▶ _WORK TO DO_
Copy the data that follows exactly. Include no pictures.

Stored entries
········
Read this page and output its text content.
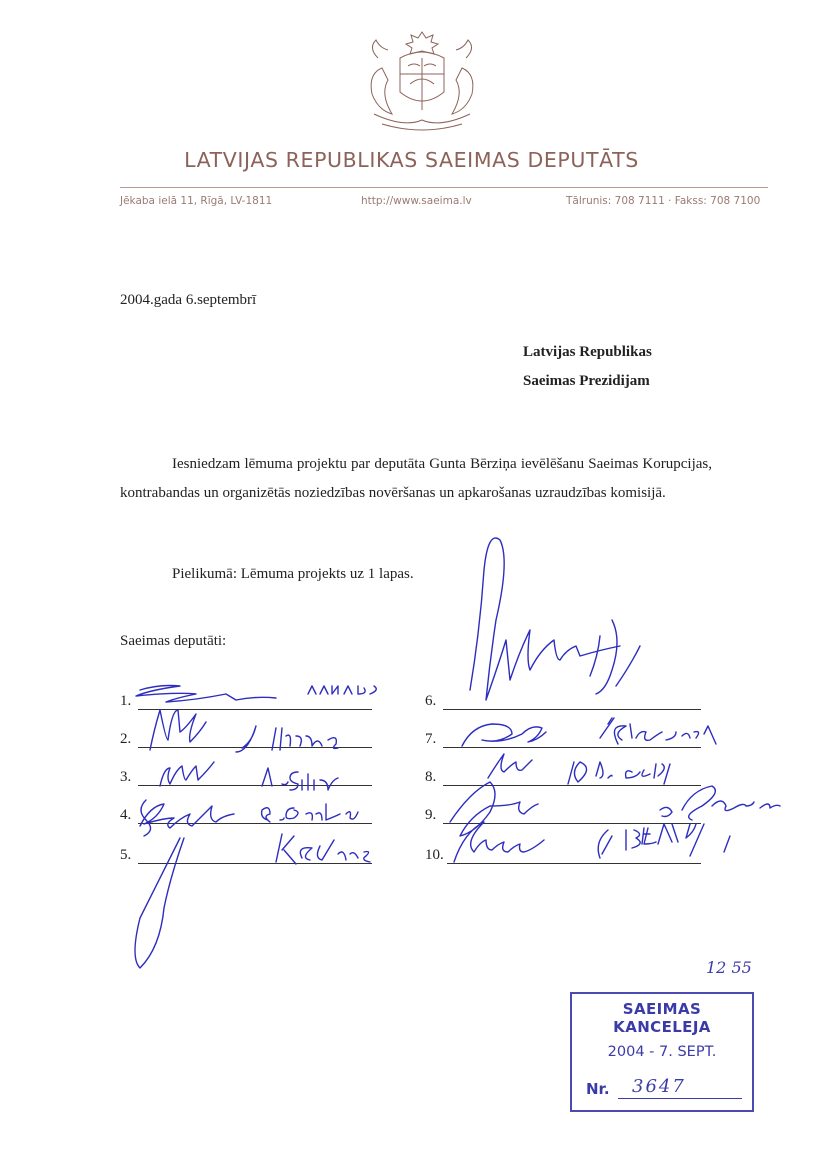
LATVIJAS REPUBLIKAS SAEIMAS DEPUTĀTS
Jēkaba ielā 11, Rīgā, LV-1811	http://www.saeima.lv	Tālrunis: 708 7111 · Fakss: 708 7100
2004.gada 6.septembrī
Latvijas Republikas
Saeimas Prezidijam
Iesniedzam lēmuma projektu par deputāta Gunta Bērziņa ievēlēšanu Saeimas Korupcijas, kontrabandas un organizētās noziedzības novēršanas un apkarošanas uzraudzības komisijā.
Pielikumā: Lēmuma projekts uz 1 lapas.
Saeimas deputāti:
1.
2.
3.
4.
5.
6.
7.
8.
9.
10.
12 55
SAEIMAS KANCELEJA
2004 - 7. SEPT.
Nr. 3647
········
▶ _TASK OUTPUT_
Read this page and output its text content.
LATVIJAS REPUBLIKAS SAEIMAS DEPUTĀTS
Jēkaba ielā 11, Rīgā, LV-1811	http://www.saeima.lv	Tālrunis: 708 7111 · Fakss: 708 7100
2004.gada 6.septembrī
Latvijas Republikas
Saeimas Prezidijam
Iesniedzam lēmuma projektu par deputāta Gunta Bērziņa ievēlēšanu Saeimas Korupcijas, kontrabandas un organizētās noziedzības novēršanas un apkarošanas uzraudzības komisijā.
Pielikumā: Lēmuma projekts uz 1 lapas.
Saeimas deputāti:
1.
2.
3.
4.
5.
6.
7.
8.
9.
10.
12 55
SAEIMAS KANCELEJA
2004 - 7. SEPT.
Nr. 3647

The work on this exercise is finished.